Figure contents as structured data:
==*==

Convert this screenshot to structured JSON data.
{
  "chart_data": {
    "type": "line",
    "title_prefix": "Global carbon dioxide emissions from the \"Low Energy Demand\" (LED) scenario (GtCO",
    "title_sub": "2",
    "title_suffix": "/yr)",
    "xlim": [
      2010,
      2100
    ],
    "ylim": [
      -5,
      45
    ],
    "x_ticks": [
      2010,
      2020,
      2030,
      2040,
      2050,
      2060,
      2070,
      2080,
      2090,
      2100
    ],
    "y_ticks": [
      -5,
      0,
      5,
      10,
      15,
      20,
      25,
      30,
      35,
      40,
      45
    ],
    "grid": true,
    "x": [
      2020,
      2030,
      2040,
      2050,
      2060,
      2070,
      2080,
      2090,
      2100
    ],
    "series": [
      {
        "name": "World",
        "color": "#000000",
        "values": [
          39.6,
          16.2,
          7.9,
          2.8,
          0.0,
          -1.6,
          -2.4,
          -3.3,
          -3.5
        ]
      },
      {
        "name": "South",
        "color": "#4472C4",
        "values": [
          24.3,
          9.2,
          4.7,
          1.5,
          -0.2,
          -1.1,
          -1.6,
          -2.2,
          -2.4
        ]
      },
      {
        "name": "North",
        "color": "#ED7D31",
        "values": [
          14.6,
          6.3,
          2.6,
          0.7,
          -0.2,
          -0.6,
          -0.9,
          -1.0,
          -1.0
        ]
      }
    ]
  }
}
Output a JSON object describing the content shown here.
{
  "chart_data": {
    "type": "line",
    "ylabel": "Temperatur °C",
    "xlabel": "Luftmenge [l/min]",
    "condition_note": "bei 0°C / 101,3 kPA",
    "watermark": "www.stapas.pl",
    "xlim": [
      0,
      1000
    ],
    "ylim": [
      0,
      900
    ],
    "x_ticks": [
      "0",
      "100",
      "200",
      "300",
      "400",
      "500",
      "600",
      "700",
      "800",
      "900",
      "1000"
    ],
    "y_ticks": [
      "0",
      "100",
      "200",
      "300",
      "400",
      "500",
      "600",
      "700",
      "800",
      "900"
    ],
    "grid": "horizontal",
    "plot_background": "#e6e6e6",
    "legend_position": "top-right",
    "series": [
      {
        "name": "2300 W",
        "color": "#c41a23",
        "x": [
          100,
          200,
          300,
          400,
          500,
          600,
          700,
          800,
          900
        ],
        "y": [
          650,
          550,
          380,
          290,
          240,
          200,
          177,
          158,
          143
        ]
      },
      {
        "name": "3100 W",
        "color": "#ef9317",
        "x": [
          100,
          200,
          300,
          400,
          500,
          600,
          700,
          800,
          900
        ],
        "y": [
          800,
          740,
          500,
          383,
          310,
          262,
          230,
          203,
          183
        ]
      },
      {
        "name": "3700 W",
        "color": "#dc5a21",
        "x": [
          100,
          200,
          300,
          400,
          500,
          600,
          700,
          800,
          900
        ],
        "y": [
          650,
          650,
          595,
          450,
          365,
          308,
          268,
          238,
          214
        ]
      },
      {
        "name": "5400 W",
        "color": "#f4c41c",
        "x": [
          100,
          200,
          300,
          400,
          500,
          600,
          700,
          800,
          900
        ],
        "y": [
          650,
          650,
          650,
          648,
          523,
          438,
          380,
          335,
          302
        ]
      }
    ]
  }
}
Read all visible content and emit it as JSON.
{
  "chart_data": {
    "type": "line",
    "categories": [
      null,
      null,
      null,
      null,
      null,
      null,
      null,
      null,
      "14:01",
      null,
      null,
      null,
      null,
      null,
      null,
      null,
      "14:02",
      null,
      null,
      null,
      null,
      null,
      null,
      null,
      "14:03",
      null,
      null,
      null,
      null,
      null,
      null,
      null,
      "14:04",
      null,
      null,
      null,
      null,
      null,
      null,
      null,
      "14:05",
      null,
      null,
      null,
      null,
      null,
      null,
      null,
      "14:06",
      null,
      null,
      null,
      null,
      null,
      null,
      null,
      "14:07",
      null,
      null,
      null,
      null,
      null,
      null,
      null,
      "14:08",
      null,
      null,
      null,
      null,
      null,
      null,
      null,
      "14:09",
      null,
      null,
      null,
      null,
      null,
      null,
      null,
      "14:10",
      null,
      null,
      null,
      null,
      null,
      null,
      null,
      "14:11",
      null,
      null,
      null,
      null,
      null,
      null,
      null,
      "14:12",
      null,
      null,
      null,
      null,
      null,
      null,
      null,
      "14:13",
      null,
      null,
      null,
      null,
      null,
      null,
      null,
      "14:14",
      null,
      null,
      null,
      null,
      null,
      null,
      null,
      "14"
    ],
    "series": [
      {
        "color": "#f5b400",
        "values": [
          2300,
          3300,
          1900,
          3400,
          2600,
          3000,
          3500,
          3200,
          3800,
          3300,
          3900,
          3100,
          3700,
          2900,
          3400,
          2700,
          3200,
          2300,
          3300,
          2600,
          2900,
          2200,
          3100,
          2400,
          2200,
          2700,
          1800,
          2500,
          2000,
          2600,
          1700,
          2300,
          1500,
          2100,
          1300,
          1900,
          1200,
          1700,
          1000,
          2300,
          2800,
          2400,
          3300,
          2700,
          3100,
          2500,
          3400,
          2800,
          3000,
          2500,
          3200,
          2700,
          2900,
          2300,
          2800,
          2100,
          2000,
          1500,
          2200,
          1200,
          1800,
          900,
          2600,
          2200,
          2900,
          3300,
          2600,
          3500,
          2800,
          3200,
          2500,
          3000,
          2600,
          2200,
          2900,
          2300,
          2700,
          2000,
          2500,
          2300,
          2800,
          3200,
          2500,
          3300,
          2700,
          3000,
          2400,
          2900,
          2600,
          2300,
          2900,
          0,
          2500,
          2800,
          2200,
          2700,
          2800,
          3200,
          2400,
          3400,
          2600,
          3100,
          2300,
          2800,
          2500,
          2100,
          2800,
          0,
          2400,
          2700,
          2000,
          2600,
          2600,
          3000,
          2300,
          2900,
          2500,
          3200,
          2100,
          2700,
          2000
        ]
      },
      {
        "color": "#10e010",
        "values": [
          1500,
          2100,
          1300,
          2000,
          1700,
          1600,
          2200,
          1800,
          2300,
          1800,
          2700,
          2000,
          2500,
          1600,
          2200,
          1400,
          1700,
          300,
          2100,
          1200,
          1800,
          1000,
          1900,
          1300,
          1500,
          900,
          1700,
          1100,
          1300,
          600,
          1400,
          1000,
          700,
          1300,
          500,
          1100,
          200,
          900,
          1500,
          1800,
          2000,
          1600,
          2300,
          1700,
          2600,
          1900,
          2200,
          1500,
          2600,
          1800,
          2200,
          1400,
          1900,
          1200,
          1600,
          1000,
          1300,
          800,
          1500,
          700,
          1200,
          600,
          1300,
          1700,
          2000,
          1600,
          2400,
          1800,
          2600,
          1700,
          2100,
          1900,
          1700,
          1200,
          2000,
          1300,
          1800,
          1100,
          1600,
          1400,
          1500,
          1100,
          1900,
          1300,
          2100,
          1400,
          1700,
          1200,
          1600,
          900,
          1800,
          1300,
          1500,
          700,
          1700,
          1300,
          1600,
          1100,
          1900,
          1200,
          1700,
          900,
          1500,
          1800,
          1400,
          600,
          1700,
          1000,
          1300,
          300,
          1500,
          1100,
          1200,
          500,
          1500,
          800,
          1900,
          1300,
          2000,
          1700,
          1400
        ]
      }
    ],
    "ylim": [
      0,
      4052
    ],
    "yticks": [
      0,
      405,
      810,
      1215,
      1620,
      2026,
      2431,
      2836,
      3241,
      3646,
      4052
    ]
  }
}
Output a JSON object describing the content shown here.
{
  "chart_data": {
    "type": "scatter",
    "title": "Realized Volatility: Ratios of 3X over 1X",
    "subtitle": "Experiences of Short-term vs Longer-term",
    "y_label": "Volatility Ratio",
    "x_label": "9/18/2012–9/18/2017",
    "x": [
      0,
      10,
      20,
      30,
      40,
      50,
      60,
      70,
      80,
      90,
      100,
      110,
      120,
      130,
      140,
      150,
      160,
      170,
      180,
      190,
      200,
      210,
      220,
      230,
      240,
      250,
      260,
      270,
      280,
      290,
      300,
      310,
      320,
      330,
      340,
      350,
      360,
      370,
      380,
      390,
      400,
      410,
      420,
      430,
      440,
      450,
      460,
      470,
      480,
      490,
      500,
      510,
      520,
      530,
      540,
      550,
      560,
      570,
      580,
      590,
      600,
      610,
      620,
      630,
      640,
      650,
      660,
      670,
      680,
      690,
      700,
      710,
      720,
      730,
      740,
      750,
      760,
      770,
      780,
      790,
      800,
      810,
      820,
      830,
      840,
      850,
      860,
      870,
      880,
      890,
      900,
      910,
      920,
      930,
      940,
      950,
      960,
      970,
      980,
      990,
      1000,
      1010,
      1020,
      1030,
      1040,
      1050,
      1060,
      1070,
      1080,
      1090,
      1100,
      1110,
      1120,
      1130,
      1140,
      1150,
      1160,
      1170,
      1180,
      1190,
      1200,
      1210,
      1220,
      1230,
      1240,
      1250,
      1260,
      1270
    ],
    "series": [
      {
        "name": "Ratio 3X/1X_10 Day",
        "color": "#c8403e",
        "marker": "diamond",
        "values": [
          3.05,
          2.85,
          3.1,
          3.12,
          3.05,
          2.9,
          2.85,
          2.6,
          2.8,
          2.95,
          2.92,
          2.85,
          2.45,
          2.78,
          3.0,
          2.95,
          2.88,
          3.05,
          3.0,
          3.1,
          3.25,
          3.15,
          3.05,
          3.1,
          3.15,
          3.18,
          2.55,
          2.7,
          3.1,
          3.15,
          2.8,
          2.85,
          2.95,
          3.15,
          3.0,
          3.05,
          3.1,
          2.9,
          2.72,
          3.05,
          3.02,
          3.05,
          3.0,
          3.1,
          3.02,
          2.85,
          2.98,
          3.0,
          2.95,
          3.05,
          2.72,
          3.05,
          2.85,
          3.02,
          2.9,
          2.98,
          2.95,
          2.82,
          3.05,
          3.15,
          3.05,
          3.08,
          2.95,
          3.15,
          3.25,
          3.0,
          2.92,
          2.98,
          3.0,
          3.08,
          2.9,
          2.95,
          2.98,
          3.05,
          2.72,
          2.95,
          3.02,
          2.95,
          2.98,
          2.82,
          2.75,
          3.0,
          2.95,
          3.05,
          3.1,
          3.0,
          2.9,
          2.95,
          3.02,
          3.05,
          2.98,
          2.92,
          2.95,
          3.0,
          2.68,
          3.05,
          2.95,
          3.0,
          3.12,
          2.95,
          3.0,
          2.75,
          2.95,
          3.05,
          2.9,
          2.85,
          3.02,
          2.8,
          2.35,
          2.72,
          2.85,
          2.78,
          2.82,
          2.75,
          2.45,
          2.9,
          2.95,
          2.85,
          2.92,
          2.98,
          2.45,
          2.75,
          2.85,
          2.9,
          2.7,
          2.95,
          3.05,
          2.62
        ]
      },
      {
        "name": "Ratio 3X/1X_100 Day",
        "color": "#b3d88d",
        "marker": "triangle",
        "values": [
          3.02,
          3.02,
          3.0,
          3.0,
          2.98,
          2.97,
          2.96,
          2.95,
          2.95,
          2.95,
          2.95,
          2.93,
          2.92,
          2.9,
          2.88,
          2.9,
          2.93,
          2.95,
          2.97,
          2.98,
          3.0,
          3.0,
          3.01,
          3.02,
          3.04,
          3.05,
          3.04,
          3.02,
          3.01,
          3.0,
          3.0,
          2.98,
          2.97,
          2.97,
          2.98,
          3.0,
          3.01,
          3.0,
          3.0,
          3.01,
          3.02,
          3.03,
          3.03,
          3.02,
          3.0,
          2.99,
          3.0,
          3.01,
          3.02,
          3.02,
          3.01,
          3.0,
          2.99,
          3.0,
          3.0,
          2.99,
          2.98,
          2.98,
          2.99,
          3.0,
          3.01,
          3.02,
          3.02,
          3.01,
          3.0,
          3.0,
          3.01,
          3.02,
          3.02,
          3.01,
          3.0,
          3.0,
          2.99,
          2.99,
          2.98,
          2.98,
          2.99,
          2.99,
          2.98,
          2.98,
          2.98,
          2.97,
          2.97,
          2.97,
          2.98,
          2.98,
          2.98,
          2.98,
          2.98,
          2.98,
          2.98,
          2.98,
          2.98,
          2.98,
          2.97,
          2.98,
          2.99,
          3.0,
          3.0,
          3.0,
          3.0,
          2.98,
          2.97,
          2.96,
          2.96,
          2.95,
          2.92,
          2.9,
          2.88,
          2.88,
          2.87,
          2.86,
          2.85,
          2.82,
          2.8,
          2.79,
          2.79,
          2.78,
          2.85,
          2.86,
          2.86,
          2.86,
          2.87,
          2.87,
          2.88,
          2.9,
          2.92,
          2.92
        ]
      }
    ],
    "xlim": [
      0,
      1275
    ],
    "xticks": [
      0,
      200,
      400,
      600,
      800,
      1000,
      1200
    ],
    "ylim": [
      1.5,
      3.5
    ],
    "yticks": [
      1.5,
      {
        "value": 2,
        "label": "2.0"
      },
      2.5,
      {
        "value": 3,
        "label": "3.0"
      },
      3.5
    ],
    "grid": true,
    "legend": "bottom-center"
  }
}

==*==

# Aim:
Find every line in the records that has the string "Volatility", then state how many there are and nothing else.

# Exercise solution:
2